--- Begin ---

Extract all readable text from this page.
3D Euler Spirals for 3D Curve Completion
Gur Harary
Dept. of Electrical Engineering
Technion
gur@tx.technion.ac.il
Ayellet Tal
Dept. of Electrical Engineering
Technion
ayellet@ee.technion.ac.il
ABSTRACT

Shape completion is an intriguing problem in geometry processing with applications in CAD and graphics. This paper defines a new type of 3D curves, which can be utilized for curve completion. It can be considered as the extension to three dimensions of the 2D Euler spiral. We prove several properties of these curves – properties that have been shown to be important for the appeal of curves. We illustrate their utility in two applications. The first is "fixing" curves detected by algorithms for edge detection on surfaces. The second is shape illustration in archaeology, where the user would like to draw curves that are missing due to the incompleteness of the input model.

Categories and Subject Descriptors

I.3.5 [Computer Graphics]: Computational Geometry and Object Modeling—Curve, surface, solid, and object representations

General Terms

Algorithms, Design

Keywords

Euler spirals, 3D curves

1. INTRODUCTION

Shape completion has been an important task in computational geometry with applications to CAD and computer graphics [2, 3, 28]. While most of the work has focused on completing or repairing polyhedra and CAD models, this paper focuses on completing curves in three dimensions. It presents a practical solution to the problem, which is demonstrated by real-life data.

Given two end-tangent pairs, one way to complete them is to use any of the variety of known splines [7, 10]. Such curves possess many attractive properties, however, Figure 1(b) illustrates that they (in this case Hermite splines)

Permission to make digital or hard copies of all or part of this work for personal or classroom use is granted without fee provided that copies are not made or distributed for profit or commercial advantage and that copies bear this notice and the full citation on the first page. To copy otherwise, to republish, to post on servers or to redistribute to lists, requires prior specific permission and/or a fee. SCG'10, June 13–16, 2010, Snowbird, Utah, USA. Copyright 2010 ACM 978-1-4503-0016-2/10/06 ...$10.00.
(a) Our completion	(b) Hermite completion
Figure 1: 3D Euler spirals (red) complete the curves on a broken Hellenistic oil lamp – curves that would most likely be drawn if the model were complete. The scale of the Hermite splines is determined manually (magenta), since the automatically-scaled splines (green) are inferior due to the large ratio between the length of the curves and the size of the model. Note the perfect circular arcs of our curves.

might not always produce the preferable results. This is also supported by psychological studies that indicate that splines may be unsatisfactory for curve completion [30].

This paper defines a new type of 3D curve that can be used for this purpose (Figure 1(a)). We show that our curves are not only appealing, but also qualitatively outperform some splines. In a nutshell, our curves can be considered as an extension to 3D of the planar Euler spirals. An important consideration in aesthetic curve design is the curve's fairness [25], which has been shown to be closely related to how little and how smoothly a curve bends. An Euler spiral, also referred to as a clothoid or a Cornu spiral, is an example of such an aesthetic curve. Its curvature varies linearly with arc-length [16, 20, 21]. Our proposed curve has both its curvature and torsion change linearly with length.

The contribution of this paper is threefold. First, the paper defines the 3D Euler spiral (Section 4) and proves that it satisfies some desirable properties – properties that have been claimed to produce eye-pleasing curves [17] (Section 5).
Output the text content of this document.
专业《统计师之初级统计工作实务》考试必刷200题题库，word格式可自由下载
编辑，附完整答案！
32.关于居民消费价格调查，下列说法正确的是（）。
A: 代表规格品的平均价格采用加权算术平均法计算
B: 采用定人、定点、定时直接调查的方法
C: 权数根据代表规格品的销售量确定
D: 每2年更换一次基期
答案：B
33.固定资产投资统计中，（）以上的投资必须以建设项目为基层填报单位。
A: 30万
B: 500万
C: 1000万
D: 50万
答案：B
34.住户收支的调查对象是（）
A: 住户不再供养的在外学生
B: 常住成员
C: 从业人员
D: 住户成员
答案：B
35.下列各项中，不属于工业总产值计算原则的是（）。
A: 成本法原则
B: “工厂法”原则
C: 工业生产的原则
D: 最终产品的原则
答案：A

--- End ---

→ Exercise task: Return every line holding the word "text" from the records.

→ Response below:
Extract all readable text from this page.
Output the text content of this document.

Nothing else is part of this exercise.